Work instructions
Extract every line of the material below and reproduce it faithfully.

[Raw records]
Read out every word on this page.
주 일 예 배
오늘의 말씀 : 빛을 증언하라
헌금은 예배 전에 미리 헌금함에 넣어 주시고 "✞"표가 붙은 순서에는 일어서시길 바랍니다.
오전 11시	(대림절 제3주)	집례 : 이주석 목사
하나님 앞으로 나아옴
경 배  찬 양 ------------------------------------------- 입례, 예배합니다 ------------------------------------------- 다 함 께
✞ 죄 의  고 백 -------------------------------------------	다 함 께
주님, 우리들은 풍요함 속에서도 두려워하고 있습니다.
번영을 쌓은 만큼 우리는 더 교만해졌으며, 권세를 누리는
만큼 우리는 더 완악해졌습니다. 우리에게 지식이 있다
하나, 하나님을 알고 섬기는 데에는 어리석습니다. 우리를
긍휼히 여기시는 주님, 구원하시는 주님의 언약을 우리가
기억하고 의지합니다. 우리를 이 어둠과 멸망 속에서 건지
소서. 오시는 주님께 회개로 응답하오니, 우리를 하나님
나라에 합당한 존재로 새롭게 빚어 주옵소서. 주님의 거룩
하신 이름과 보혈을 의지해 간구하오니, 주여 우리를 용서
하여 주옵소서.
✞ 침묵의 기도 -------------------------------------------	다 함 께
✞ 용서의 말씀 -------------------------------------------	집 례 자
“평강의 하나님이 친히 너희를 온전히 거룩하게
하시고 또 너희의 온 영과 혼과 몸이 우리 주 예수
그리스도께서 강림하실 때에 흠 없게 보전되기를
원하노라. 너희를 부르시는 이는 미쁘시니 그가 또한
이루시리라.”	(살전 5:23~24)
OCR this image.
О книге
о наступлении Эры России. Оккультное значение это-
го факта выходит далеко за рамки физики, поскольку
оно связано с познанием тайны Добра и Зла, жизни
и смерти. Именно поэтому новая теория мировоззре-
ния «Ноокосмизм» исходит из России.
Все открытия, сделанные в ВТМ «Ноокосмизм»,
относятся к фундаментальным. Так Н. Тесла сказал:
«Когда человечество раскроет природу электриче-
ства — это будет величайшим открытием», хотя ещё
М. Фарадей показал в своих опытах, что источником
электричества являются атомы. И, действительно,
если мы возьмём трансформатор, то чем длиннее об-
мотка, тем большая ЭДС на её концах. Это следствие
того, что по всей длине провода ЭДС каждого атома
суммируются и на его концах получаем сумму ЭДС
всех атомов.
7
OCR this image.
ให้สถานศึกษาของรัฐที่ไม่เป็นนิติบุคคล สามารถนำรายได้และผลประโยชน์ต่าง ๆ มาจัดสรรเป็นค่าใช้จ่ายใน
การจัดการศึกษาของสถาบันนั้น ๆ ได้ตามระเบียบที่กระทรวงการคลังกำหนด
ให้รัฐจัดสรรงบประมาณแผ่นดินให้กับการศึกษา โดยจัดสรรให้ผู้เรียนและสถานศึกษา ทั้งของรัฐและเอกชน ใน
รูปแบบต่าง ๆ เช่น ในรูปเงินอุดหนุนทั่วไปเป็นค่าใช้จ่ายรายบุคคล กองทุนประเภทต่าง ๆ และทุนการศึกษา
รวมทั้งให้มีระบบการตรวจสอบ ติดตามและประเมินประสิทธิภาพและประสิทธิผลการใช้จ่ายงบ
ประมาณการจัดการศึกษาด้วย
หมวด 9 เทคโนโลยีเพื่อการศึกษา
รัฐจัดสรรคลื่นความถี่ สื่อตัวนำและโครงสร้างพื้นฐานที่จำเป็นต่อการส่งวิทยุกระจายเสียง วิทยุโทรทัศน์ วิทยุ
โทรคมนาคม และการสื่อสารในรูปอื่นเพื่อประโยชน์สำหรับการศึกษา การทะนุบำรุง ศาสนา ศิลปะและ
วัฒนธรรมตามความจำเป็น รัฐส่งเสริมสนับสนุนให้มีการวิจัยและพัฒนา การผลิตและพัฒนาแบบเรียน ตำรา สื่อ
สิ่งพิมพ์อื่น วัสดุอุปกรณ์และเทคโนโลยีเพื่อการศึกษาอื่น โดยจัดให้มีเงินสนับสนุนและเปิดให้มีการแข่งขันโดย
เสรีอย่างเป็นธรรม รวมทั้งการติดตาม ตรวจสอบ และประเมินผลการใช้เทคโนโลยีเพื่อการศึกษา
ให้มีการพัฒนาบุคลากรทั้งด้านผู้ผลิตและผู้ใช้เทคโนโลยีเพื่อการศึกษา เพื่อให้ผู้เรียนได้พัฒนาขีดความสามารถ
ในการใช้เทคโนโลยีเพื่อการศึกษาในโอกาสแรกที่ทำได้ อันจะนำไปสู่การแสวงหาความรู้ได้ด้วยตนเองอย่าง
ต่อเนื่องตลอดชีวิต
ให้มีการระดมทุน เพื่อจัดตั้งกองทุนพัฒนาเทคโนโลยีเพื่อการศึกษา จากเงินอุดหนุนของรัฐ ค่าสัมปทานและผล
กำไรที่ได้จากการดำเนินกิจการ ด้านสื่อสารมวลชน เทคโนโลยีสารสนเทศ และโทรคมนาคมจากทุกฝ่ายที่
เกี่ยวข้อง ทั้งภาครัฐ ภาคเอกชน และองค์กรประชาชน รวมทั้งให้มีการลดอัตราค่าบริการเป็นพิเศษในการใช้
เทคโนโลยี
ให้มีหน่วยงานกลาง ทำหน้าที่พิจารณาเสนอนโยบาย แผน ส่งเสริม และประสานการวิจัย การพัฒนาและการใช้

Completed exercise
Read out every word on this page.
주 일 예 배
오늘의 말씀 : 빛을 증언하라
헌금은 예배 전에 미리 헌금함에 넣어 주시고 "✞"표가 붙은 순서에는 일어서시길 바랍니다.
오전 11시	(대림절 제3주)	집례 : 이주석 목사
하나님 앞으로 나아옴
경 배  찬 양 ------------------------------------------- 입례, 예배합니다 ------------------------------------------- 다 함 께
✞ 죄 의  고 백 -------------------------------------------	다 함 께
주님, 우리들은 풍요함 속에서도 두려워하고 있습니다.
번영을 쌓은 만큼 우리는 더 교만해졌으며, 권세를 누리는
만큼 우리는 더 완악해졌습니다. 우리에게 지식이 있다
하나, 하나님을 알고 섬기는 데에는 어리석습니다. 우리를
긍휼히 여기시는 주님, 구원하시는 주님의 언약을 우리가
기억하고 의지합니다. 우리를 이 어둠과 멸망 속에서 건지
소서. 오시는 주님께 회개로 응답하오니, 우리를 하나님
나라에 합당한 존재로 새롭게 빚어 주옵소서. 주님의 거룩
하신 이름과 보혈을 의지해 간구하오니, 주여 우리를 용서
하여 주옵소서.
✞ 침묵의 기도 -------------------------------------------	다 함 께
✞ 용서의 말씀 -------------------------------------------	집 례 자
“평강의 하나님이 친히 너희를 온전히 거룩하게
하시고 또 너희의 온 영과 혼과 몸이 우리 주 예수
그리스도께서 강림하실 때에 흠 없게 보전되기를
원하노라. 너희를 부르시는 이는 미쁘시니 그가 또한
이루시리라.”	(살전 5:23~24)
OCR this image.
О книге
о наступлении Эры России. Оккультное значение это-
го факта выходит далеко за рамки физики, поскольку
оно связано с познанием тайны Добра и Зла, жизни
и смерти. Именно поэтому новая теория мировоззре-
ния «Ноокосмизм» исходит из России.
Все открытия, сделанные в ВТМ «Ноокосмизм»,
относятся к фундаментальным. Так Н. Тесла сказал:
«Когда человечество раскроет природу электриче-
ства — это будет величайшим открытием», хотя ещё
М. Фарадей показал в своих опытах, что источником
электричества являются атомы. И, действительно,
если мы возьмём трансформатор, то чем длиннее об-
мотка, тем большая ЭДС на её концах. Это следствие
того, что по всей длине провода ЭДС каждого атома
суммируются и на его концах получаем сумму ЭДС
всех атомов.
7
OCR this image.
ให้สถานศึกษาของรัฐที่ไม่เป็นนิติบุคคล สามารถนำรายได้และผลประโยชน์ต่าง ๆ มาจัดสรรเป็นค่าใช้จ่ายใน
การจัดการศึกษาของสถาบันนั้น ๆ ได้ตามระเบียบที่กระทรวงการคลังกำหนด
ให้รัฐจัดสรรงบประมาณแผ่นดินให้กับการศึกษา โดยจัดสรรให้ผู้เรียนและสถานศึกษา ทั้งของรัฐและเอกชน ใน
รูปแบบต่าง ๆ เช่น ในรูปเงินอุดหนุนทั่วไปเป็นค่าใช้จ่ายรายบุคคล กองทุนประเภทต่าง ๆ และทุนการศึกษา
รวมทั้งให้มีระบบการตรวจสอบ ติดตามและประเมินประสิทธิภาพและประสิทธิผลการใช้จ่ายงบ
ประมาณการจัดการศึกษาด้วย
หมวด 9 เทคโนโลยีเพื่อการศึกษา
รัฐจัดสรรคลื่นความถี่ สื่อตัวนำและโครงสร้างพื้นฐานที่จำเป็นต่อการส่งวิทยุกระจายเสียง วิทยุโทรทัศน์ วิทยุ
โทรคมนาคม และการสื่อสารในรูปอื่นเพื่อประโยชน์สำหรับการศึกษา การทะนุบำรุง ศาสนา ศิลปะและ
วัฒนธรรมตามความจำเป็น รัฐส่งเสริมสนับสนุนให้มีการวิจัยและพัฒนา การผลิตและพัฒนาแบบเรียน ตำรา สื่อ
สิ่งพิมพ์อื่น วัสดุอุปกรณ์และเทคโนโลยีเพื่อการศึกษาอื่น โดยจัดให้มีเงินสนับสนุนและเปิดให้มีการแข่งขันโดย
เสรีอย่างเป็นธรรม รวมทั้งการติดตาม ตรวจสอบ และประเมินผลการใช้เทคโนโลยีเพื่อการศึกษา
ให้มีการพัฒนาบุคลากรทั้งด้านผู้ผลิตและผู้ใช้เทคโนโลยีเพื่อการศึกษา เพื่อให้ผู้เรียนได้พัฒนาขีดความสามารถ
ในการใช้เทคโนโลยีเพื่อการศึกษาในโอกาสแรกที่ทำได้ อันจะนำไปสู่การแสวงหาความรู้ได้ด้วยตนเองอย่าง
ต่อเนื่องตลอดชีวิต
ให้มีการระดมทุน เพื่อจัดตั้งกองทุนพัฒนาเทคโนโลยีเพื่อการศึกษา จากเงินอุดหนุนของรัฐ ค่าสัมปทานและผล
กำไรที่ได้จากการดำเนินกิจการ ด้านสื่อสารมวลชน เทคโนโลยีสารสนเทศ และโทรคมนาคมจากทุกฝ่ายที่
เกี่ยวข้อง ทั้งภาครัฐ ภาคเอกชน และองค์กรประชาชน รวมทั้งให้มีการลดอัตราค่าบริการเป็นพิเศษในการใช้
เทคโนโลยี
ให้มีหน่วยงานกลาง ทำหน้าที่พิจารณาเสนอนโยบาย แผน ส่งเสริม และประสานการวิจัย การพัฒนาและการใช้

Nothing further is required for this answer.